WHAT THIS TASK INVOLVES:
Restate each line of the listing exactly, without carrying over any pictures.

A run of records:
==============================
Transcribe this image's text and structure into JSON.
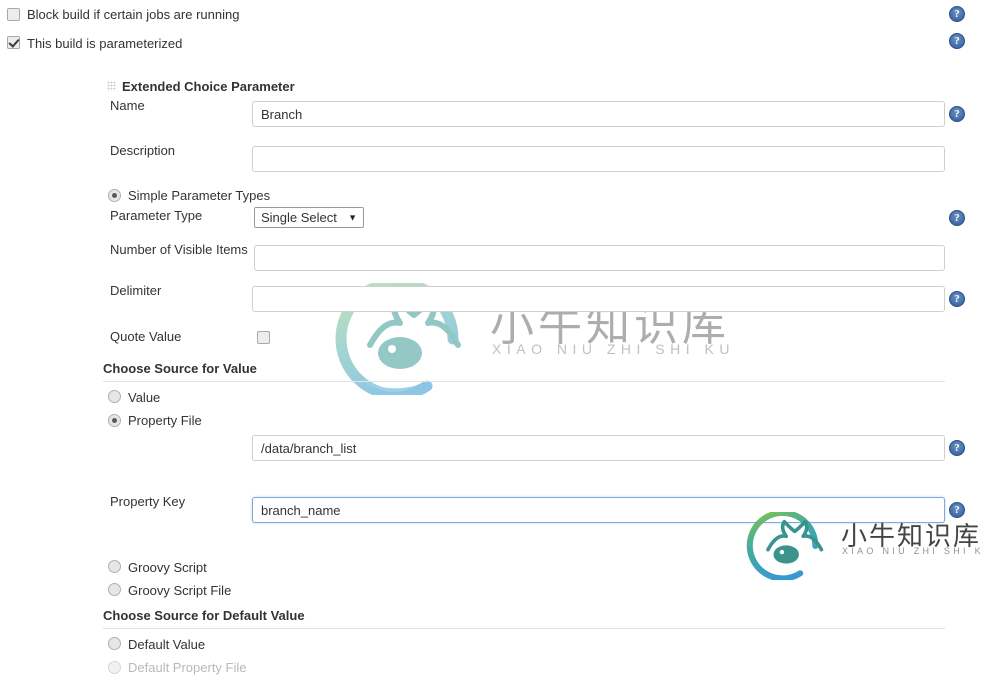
{
  "top_options": [
    {
      "label": "Block build if certain jobs are running",
      "checked": false,
      "help": true
    },
    {
      "label": "This build is parameterized",
      "checked": true,
      "help": true
    }
  ],
  "parameter_block": {
    "title": "Extended Choice Parameter",
    "grip_icon": "drag-handle-icon",
    "fields": {
      "name": {
        "label": "Name",
        "value": "Branch",
        "help": true
      },
      "description": {
        "label": "Description",
        "value": "",
        "help": false
      },
      "number_of_visible_items": {
        "label": "Number of Visible Items",
        "value": "",
        "help": false
      },
      "delimiter": {
        "label": "Delimiter",
        "value": "",
        "help": true
      },
      "quote_value": {
        "label": "Quote Value",
        "checked": false
      },
      "property_file": {
        "value": "/data/branch_list",
        "help": true
      },
      "property_key": {
        "label": "Property Key",
        "value": "branch_name",
        "help": true,
        "focused": true
      }
    },
    "simple_parameter_types": {
      "label": "Simple Parameter Types",
      "selected": true
    },
    "parameter_type": {
      "label": "Parameter Type",
      "selected": "Single Select",
      "options": [
        "Single Select"
      ],
      "help": true
    },
    "choose_source_for_value": {
      "title": "Choose Source for Value",
      "radios": [
        {
          "label": "Value",
          "selected": false,
          "disabled": false
        },
        {
          "label": "Property File",
          "selected": true,
          "disabled": false
        },
        {
          "label": "Groovy Script",
          "selected": false,
          "disabled": false
        },
        {
          "label": "Groovy Script File",
          "selected": false,
          "disabled": false
        }
      ]
    },
    "choose_source_for_default_value": {
      "title": "Choose Source for Default Value",
      "radios": [
        {
          "label": "Default Value",
          "selected": false,
          "disabled": false
        },
        {
          "label": "Default Property File",
          "selected": false,
          "disabled": true
        }
      ]
    }
  },
  "help_icon_glyph": "?",
  "watermark": {
    "cn": "小牛知识库",
    "en": "XIAO NIU ZHI SHI KU",
    "colors": {
      "green": "#8cc63f",
      "teal": "#3aa6a0",
      "blue": "#4aa3d4"
    }
  },
  "colors": {
    "focus_border": "#7fa9dd",
    "input_border": "#cfcfcf",
    "help_blue": "#3a66a0",
    "text": "#333333",
    "disabled_text": "#b9b9b9",
    "rule": "#e3e3e3"
  }
}
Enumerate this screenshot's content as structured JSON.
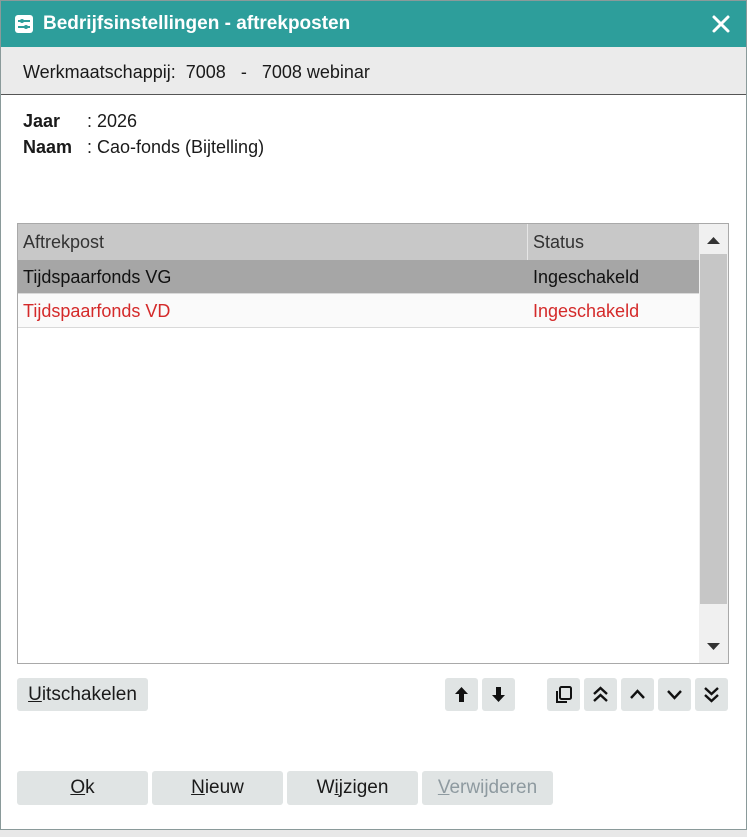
{
  "window": {
    "title": "Bedrijfsinstellingen - aftrekposten",
    "icon": "settings-sliders-icon",
    "close_icon": "close-icon",
    "accent_color": "#2d9e9b"
  },
  "subheader": {
    "label": "Werkmaatschappij:",
    "code": "7008",
    "separator": "-",
    "name": "7008 webinar"
  },
  "info": {
    "jaar_label": "Jaar",
    "jaar_value": ": 2026",
    "naam_label": "Naam",
    "naam_value": ": Cao-fonds (Bijtelling)"
  },
  "table": {
    "columns": [
      "Aftrekpost",
      "Status"
    ],
    "rows": [
      {
        "aftrekpost": "Tijdspaarfonds VG",
        "status": "Ingeschakeld",
        "selected": true
      },
      {
        "aftrekpost": "Tijdspaarfonds VD",
        "status": "Ingeschakeld",
        "selected": false
      }
    ],
    "highlight_color": "#d42a2a"
  },
  "actions": {
    "uitschakelen": {
      "first": "U",
      "rest": "itschakelen"
    },
    "icon_buttons": [
      "arrow-up-icon",
      "arrow-down-icon",
      "copy-icon",
      "chevron-double-up-icon",
      "chevron-up-icon",
      "chevron-down-icon",
      "chevron-double-down-icon"
    ]
  },
  "footer": {
    "ok": {
      "first": "O",
      "rest": "k"
    },
    "nieuw": {
      "first": "N",
      "rest": "ieuw"
    },
    "wijzigen": {
      "first": "W",
      "mid": "i",
      "rest": "jzigen"
    },
    "verwijderen": {
      "first": "V",
      "rest": "erwijderen"
    }
  }
}
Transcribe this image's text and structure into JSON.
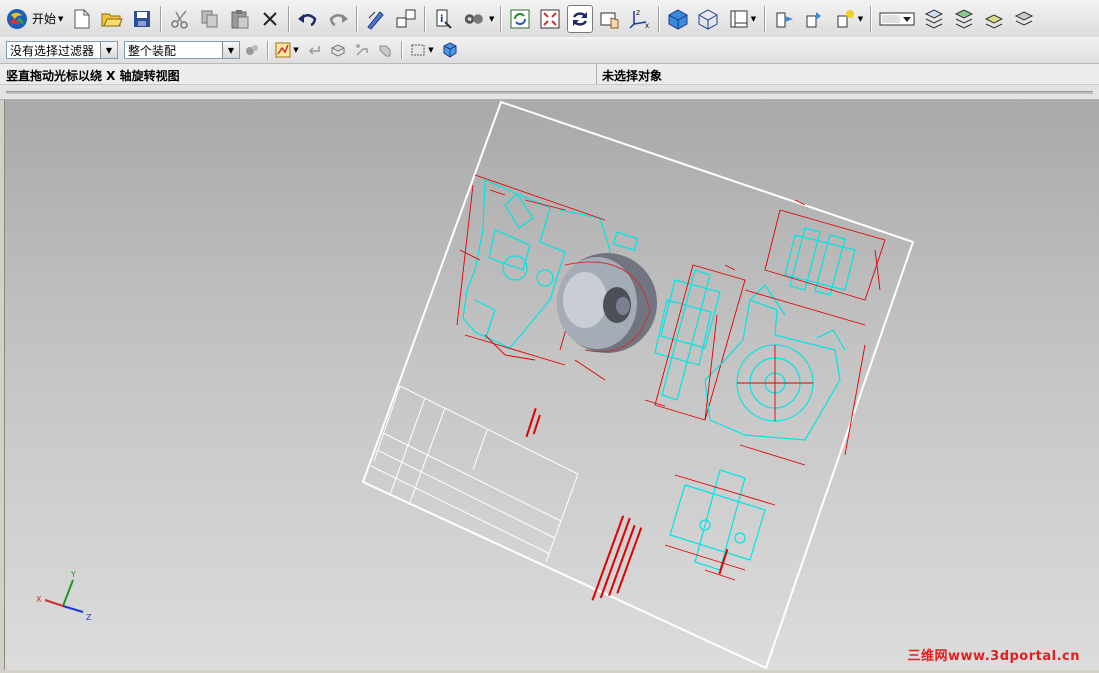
{
  "toolbar": {
    "start_label": "开始"
  },
  "filters": {
    "selection_filter": "没有选择过滤器",
    "scope": "整个装配"
  },
  "status": {
    "prompt": "竖直拖动光标以绕 X 轴旋转视图",
    "selection": "未选择对象"
  },
  "watermark": "三维网www.3dportal.cn",
  "colors": {
    "background_top": "#a9a9a9",
    "background_bottom": "#dcdcdc",
    "drawing_border": "#ffffff",
    "geometry_cyan": "#00e5e5",
    "dimension_red": "#e00000",
    "watermark_red": "#e02020"
  },
  "axis_triad": {
    "x": "X",
    "y": "Y",
    "z": "Z"
  },
  "icons": [
    "start-icon",
    "new-icon",
    "open-icon",
    "save-icon",
    "cut-icon",
    "copy-icon",
    "paste-icon",
    "delete-icon",
    "undo-icon",
    "redo-icon",
    "edit-icon",
    "layout-icon",
    "info-icon",
    "view-icon",
    "refresh-icon",
    "fit-icon",
    "rotate-icon",
    "pan-icon",
    "wcs-icon",
    "shaded-icon",
    "wireframe-icon",
    "drawing-icon",
    "orient-icon",
    "view-up-icon",
    "view-light-icon",
    "display-icon",
    "layer1-icon",
    "layer2-icon",
    "layer3-icon",
    "layer4-icon"
  ]
}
==============================
EXERCISE ANSWER:
Transcribe this image's text and structure into JSON.
{
  "top_options": [
    {
      "label": "Block build if certain jobs are running",
      "checked": false,
      "help": true
    },
    {
      "label": "This build is parameterized",
      "checked": true,
      "help": true
    }
  ],
  "parameter_block": {
    "title": "Extended Choice Parameter",
    "grip_icon": "drag-handle-icon",
    "fields": {
      "name": {
        "label": "Name",
        "value": "Branch",
        "help": true
      },
      "description": {
        "label": "Description",
        "value": "",
        "help": false
      },
      "number_of_visible_items": {
        "label": "Number of Visible Items",
        "value": "",
        "help": false
      },
      "delimiter": {
        "label": "Delimiter",
        "value": "",
        "help": true
      },
      "quote_value": {
        "label": "Quote Value",
        "checked": false
      },
      "property_file": {
        "value": "/data/branch_list",
        "help": true
      },
      "property_key": {
        "label": "Property Key",
        "value": "branch_name",
        "help": true,
        "focused": true
      }
    },
    "simple_parameter_types": {
      "label": "Simple Parameter Types",
      "selected": true
    },
    "parameter_type": {
      "label": "Parameter Type",
      "selected": "Single Select",
      "options": [
        "Single Select"
      ],
      "help": true
    },
    "choose_source_for_value": {
      "title": "Choose Source for Value",
      "radios": [
        {
          "label": "Value",
          "selected": false,
          "disabled": false
        },
        {
          "label": "Property File",
          "selected": true,
          "disabled": false
        },
        {
          "label": "Groovy Script",
          "selected": false,
          "disabled": false
        },
        {
          "label": "Groovy Script File",
          "selected": false,
          "disabled": false
        }
      ]
    },
    "choose_source_for_default_value": {
      "title": "Choose Source for Default Value",
      "radios": [
        {
          "label": "Default Value",
          "selected": false,
          "disabled": false
        },
        {
          "label": "Default Property File",
          "selected": false,
          "disabled": true
        }
      ]
    }
  },
  "help_icon_glyph": "?",
  "watermark": {
    "cn": "小牛知识库",
    "en": "XIAO NIU ZHI SHI KU",
    "colors": {
      "green": "#8cc63f",
      "teal": "#3aa6a0",
      "blue": "#4aa3d4"
    }
  },
  "colors": {
    "focus_border": "#7fa9dd",
    "input_border": "#cfcfcf",
    "help_blue": "#3a66a0",
    "text": "#333333",
    "disabled_text": "#b9b9b9",
    "rule": "#e3e3e3"
  }
}
Enumerate this screenshot's content as structured JSON.
{
  "window": {
    "title": "Bedrijfsinstellingen - aftrekposten",
    "icon": "settings-sliders-icon",
    "close_icon": "close-icon",
    "accent_color": "#2d9e9b"
  },
  "subheader": {
    "label": "Werkmaatschappij:",
    "code": "7008",
    "separator": "-",
    "name": "7008 webinar"
  },
  "info": {
    "jaar_label": "Jaar",
    "jaar_value": ": 2026",
    "naam_label": "Naam",
    "naam_value": ": Cao-fonds (Bijtelling)"
  },
  "table": {
    "columns": [
      "Aftrekpost",
      "Status"
    ],
    "rows": [
      {
        "aftrekpost": "Tijdspaarfonds VG",
        "status": "Ingeschakeld",
        "selected": true
      },
      {
        "aftrekpost": "Tijdspaarfonds VD",
        "status": "Ingeschakeld",
        "selected": false
      }
    ],
    "highlight_color": "#d42a2a"
  },
  "actions": {
    "uitschakelen": {
      "first": "U",
      "rest": "itschakelen"
    },
    "icon_buttons": [
      "arrow-up-icon",
      "arrow-down-icon",
      "copy-icon",
      "chevron-double-up-icon",
      "chevron-up-icon",
      "chevron-down-icon",
      "chevron-double-down-icon"
    ]
  },
  "footer": {
    "ok": {
      "first": "O",
      "rest": "k"
    },
    "nieuw": {
      "first": "N",
      "rest": "ieuw"
    },
    "wijzigen": {
      "first": "W",
      "mid": "i",
      "rest": "jzigen"
    },
    "verwijderen": {
      "first": "V",
      "rest": "erwijderen"
    }
  }
}
Transcribe this image's text and structure into JSON.
{
  "toolbar": {
    "start_label": "开始"
  },
  "filters": {
    "selection_filter": "没有选择过滤器",
    "scope": "整个装配"
  },
  "status": {
    "prompt": "竖直拖动光标以绕 X 轴旋转视图",
    "selection": "未选择对象"
  },
  "watermark": "三维网www.3dportal.cn",
  "colors": {
    "background_top": "#a9a9a9",
    "background_bottom": "#dcdcdc",
    "drawing_border": "#ffffff",
    "geometry_cyan": "#00e5e5",
    "dimension_red": "#e00000",
    "watermark_red": "#e02020"
  },
  "axis_triad": {
    "x": "X",
    "y": "Y",
    "z": "Z"
  },
  "icons": [
    "start-icon",
    "new-icon",
    "open-icon",
    "save-icon",
    "cut-icon",
    "copy-icon",
    "paste-icon",
    "delete-icon",
    "undo-icon",
    "redo-icon",
    "edit-icon",
    "layout-icon",
    "info-icon",
    "view-icon",
    "refresh-icon",
    "fit-icon",
    "rotate-icon",
    "pan-icon",
    "wcs-icon",
    "shaded-icon",
    "wireframe-icon",
    "drawing-icon",
    "orient-icon",
    "view-up-icon",
    "view-light-icon",
    "display-icon",
    "layer1-icon",
    "layer2-icon",
    "layer3-icon",
    "layer4-icon"
  ]
}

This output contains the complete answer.